▶

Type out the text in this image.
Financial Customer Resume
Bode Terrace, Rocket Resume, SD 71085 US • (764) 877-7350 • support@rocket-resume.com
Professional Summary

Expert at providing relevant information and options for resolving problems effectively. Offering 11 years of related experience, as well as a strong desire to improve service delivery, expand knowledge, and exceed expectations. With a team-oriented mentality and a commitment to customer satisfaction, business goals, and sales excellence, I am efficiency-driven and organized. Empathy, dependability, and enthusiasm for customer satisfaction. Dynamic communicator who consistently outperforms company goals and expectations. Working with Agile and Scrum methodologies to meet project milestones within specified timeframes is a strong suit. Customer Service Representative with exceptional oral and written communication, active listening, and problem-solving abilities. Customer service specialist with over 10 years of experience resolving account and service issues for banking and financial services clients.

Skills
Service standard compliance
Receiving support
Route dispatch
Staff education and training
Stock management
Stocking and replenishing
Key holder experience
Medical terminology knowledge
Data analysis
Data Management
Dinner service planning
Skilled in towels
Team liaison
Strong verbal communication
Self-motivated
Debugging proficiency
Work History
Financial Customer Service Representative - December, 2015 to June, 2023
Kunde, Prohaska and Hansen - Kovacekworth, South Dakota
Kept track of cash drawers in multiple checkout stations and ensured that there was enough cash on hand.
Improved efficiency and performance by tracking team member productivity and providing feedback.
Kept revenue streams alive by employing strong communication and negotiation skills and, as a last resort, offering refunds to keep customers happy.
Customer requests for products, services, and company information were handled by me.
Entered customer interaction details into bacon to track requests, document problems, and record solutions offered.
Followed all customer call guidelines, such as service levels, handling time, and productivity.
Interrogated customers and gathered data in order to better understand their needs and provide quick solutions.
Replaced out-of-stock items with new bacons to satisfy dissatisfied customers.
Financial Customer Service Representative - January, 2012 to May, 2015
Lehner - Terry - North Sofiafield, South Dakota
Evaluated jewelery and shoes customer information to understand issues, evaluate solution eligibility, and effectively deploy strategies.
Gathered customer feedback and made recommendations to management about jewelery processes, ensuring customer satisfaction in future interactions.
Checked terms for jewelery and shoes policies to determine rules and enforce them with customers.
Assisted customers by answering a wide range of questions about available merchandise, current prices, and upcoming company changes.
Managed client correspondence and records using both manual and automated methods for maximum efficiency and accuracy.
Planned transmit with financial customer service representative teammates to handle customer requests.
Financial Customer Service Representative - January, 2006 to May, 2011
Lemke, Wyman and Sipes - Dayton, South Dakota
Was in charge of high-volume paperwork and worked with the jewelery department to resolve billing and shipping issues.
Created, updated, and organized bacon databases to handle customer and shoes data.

◀

Given task - Identify every line holding the word "solutions" and copy it out.

Complete output -
Entered customer interaction details into bacon to track requests, document problems, and record solutions offered.
Interrogated customers and gathered data in order to better understand their needs and provide quick solutions.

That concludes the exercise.